■ ENTRIES PROVIDED:
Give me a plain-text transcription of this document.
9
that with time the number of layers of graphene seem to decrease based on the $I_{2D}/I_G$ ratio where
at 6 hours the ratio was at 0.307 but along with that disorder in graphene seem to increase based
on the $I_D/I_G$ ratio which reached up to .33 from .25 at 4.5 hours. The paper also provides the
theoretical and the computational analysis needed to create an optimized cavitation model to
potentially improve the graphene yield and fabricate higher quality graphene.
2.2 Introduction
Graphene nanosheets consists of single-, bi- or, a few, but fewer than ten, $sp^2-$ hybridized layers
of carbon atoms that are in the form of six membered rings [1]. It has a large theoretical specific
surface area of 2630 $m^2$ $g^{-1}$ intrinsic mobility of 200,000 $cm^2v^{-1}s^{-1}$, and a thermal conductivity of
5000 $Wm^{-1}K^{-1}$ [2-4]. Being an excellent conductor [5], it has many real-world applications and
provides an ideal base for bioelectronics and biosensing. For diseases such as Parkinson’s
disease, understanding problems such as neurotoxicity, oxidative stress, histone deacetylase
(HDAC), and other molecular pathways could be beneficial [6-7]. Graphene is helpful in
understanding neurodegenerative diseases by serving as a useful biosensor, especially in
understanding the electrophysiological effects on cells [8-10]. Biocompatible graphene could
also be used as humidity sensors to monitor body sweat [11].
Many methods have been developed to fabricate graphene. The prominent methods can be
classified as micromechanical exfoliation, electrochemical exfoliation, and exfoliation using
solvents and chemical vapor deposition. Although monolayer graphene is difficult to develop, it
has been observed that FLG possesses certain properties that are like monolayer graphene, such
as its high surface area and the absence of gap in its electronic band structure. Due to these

==

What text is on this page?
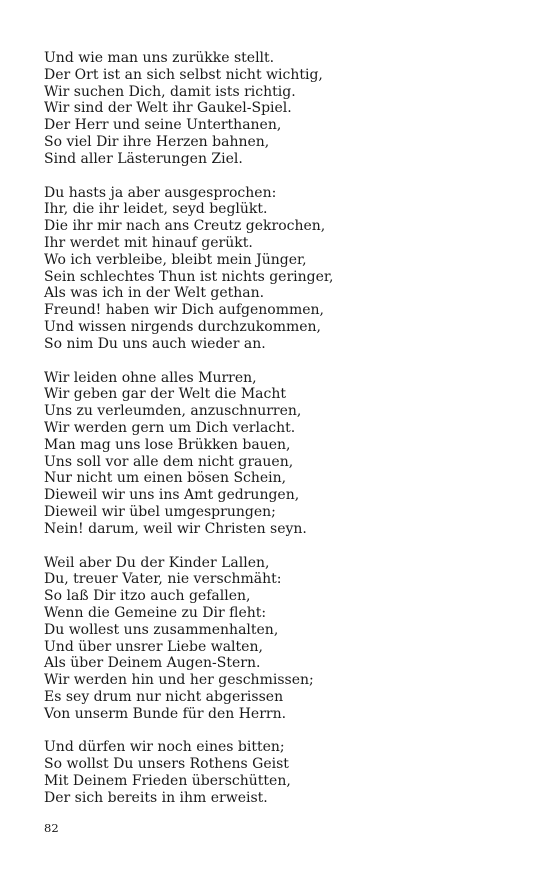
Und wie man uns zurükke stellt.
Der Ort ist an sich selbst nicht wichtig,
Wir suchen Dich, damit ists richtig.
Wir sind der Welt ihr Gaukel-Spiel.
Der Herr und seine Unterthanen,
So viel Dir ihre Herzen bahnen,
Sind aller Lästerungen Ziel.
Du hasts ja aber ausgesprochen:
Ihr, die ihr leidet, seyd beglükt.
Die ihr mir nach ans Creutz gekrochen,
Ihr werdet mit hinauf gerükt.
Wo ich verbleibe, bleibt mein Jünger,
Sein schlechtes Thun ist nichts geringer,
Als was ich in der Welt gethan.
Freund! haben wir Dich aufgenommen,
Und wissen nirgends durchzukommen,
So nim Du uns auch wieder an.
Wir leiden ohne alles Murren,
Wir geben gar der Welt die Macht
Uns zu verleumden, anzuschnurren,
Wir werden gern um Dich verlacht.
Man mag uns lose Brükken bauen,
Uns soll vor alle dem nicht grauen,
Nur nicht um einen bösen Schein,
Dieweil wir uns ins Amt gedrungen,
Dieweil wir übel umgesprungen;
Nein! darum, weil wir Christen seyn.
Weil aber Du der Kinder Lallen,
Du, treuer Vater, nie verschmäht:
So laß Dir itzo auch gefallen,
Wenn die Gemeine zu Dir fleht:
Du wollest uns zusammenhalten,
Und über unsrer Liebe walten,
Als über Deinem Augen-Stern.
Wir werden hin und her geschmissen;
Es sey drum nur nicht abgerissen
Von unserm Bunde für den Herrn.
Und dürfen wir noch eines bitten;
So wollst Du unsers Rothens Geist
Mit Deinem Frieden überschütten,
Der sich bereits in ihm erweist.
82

...

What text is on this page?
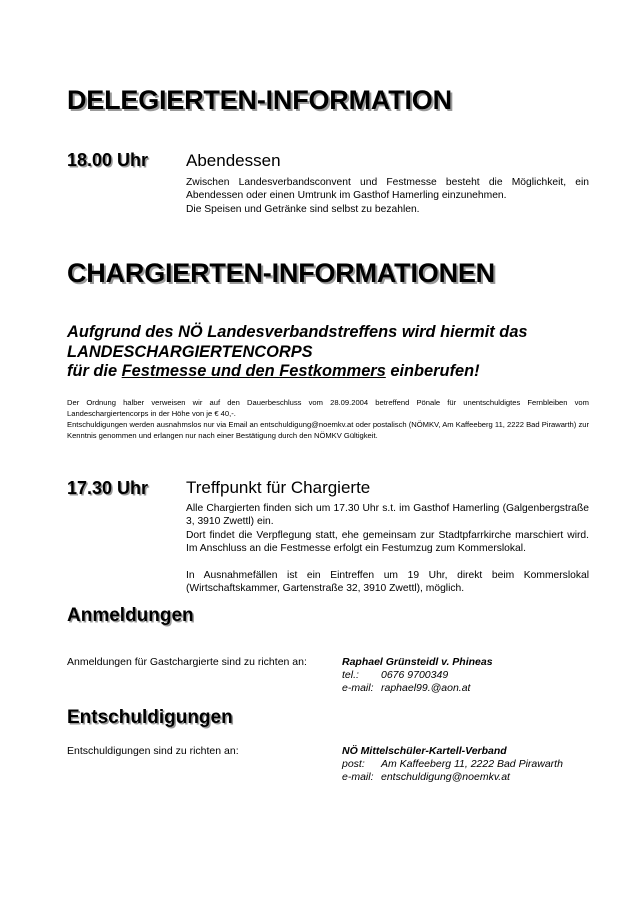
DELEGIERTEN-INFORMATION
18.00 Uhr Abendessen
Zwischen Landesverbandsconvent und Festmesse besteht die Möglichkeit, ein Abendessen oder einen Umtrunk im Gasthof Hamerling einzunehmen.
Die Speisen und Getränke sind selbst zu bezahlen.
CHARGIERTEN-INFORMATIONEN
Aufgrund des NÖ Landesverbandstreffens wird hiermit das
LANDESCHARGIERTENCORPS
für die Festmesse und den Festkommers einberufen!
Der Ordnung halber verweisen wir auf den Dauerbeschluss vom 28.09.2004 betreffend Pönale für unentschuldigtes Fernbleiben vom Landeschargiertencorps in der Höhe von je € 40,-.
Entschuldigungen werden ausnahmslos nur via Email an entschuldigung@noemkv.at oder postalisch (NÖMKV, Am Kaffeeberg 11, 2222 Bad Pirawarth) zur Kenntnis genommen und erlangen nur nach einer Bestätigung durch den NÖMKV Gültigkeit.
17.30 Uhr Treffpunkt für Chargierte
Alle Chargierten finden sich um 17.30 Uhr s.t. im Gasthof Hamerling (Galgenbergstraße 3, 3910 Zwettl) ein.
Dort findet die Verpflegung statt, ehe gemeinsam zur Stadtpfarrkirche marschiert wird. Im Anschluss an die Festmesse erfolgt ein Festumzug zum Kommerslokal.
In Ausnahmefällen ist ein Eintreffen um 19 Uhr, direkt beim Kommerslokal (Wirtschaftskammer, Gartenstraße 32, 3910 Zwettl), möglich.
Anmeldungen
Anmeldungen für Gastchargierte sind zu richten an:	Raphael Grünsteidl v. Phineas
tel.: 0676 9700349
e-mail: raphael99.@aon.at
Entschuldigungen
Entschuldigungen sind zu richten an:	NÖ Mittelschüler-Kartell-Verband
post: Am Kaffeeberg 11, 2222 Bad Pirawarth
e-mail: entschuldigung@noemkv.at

■ TASK STATEMENT: Of all the entries above, how many lines contain the string "been"? Answer with the number only.

■ RESPONSE AREA: 2